-- Given records --
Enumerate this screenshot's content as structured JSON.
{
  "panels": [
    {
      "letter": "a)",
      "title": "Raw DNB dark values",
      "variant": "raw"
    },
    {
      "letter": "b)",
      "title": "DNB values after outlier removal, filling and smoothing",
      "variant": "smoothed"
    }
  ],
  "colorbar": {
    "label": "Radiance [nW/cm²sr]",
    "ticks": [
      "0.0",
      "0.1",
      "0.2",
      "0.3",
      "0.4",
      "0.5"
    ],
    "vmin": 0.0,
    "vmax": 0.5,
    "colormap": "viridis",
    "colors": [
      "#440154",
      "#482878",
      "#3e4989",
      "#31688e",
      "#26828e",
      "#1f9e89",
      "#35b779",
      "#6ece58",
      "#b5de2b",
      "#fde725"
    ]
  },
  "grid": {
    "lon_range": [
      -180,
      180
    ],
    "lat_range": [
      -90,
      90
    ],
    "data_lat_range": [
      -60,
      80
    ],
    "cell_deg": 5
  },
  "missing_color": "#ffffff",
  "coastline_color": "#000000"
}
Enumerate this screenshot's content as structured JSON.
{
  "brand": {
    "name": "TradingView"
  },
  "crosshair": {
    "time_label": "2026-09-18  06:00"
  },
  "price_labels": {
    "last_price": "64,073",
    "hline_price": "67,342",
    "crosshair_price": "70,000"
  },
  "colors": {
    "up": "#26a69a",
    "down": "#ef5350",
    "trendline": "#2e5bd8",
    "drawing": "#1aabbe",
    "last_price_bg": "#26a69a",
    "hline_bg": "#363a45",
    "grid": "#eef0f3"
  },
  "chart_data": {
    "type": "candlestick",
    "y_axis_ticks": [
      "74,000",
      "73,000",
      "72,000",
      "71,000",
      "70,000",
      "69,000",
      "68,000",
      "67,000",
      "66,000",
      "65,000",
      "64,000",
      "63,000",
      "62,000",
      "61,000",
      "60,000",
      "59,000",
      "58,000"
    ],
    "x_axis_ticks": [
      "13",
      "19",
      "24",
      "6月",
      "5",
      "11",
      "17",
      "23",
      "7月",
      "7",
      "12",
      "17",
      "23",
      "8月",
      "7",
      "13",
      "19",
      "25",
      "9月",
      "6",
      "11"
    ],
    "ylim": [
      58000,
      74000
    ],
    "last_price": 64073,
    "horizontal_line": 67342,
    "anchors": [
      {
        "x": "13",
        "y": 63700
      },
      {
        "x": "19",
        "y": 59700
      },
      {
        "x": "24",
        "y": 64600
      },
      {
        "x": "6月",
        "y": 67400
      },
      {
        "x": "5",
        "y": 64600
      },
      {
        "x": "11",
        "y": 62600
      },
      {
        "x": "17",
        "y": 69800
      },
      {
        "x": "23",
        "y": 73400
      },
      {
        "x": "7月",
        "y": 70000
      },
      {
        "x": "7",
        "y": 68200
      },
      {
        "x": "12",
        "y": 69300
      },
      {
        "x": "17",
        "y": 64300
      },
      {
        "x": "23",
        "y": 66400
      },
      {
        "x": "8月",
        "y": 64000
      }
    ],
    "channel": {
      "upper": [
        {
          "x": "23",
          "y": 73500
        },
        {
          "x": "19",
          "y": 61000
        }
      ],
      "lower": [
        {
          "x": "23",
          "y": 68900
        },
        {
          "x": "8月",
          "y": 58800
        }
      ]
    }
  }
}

-- Problem to work on --
Please restate the data word for word, every record included.

-- The result --
Enumerate this screenshot's content as structured JSON.
{
  "panels": [
    {
      "letter": "a)",
      "title": "Raw DNB dark values",
      "variant": "raw"
    },
    {
      "letter": "b)",
      "title": "DNB values after outlier removal, filling and smoothing",
      "variant": "smoothed"
    }
  ],
  "colorbar": {
    "label": "Radiance [nW/cm²sr]",
    "ticks": [
      "0.0",
      "0.1",
      "0.2",
      "0.3",
      "0.4",
      "0.5"
    ],
    "vmin": 0.0,
    "vmax": 0.5,
    "colormap": "viridis",
    "colors": [
      "#440154",
      "#482878",
      "#3e4989",
      "#31688e",
      "#26828e",
      "#1f9e89",
      "#35b779",
      "#6ece58",
      "#b5de2b",
      "#fde725"
    ]
  },
  "grid": {
    "lon_range": [
      -180,
      180
    ],
    "lat_range": [
      -90,
      90
    ],
    "data_lat_range": [
      -60,
      80
    ],
    "cell_deg": 5
  },
  "missing_color": "#ffffff",
  "coastline_color": "#000000"
}
Enumerate this screenshot's content as structured JSON.
{
  "brand": {
    "name": "TradingView"
  },
  "crosshair": {
    "time_label": "2026-09-18  06:00"
  },
  "price_labels": {
    "last_price": "64,073",
    "hline_price": "67,342",
    "crosshair_price": "70,000"
  },
  "colors": {
    "up": "#26a69a",
    "down": "#ef5350",
    "trendline": "#2e5bd8",
    "drawing": "#1aabbe",
    "last_price_bg": "#26a69a",
    "hline_bg": "#363a45",
    "grid": "#eef0f3"
  },
  "chart_data": {
    "type": "candlestick",
    "y_axis_ticks": [
      "74,000",
      "73,000",
      "72,000",
      "71,000",
      "70,000",
      "69,000",
      "68,000",
      "67,000",
      "66,000",
      "65,000",
      "64,000",
      "63,000",
      "62,000",
      "61,000",
      "60,000",
      "59,000",
      "58,000"
    ],
    "x_axis_ticks": [
      "13",
      "19",
      "24",
      "6月",
      "5",
      "11",
      "17",
      "23",
      "7月",
      "7",
      "12",
      "17",
      "23",
      "8月",
      "7",
      "13",
      "19",
      "25",
      "9月",
      "6",
      "11"
    ],
    "ylim": [
      58000,
      74000
    ],
    "last_price": 64073,
    "horizontal_line": 67342,
    "anchors": [
      {
        "x": "13",
        "y": 63700
      },
      {
        "x": "19",
        "y": 59700
      },
      {
        "x": "24",
        "y": 64600
      },
      {
        "x": "6月",
        "y": 67400
      },
      {
        "x": "5",
        "y": 64600
      },
      {
        "x": "11",
        "y": 62600
      },
      {
        "x": "17",
        "y": 69800
      },
      {
        "x": "23",
        "y": 73400
      },
      {
        "x": "7月",
        "y": 70000
      },
      {
        "x": "7",
        "y": 68200
      },
      {
        "x": "12",
        "y": 69300
      },
      {
        "x": "17",
        "y": 64300
      },
      {
        "x": "23",
        "y": 66400
      },
      {
        "x": "8月",
        "y": 64000
      }
    ],
    "channel": {
      "upper": [
        {
          "x": "23",
          "y": 73500
        },
        {
          "x": "19",
          "y": 61000
        }
      ],
      "lower": [
        {
          "x": "23",
          "y": 68900
        },
        {
          "x": "8月",
          "y": 58800
        }
      ]
    }
  }
}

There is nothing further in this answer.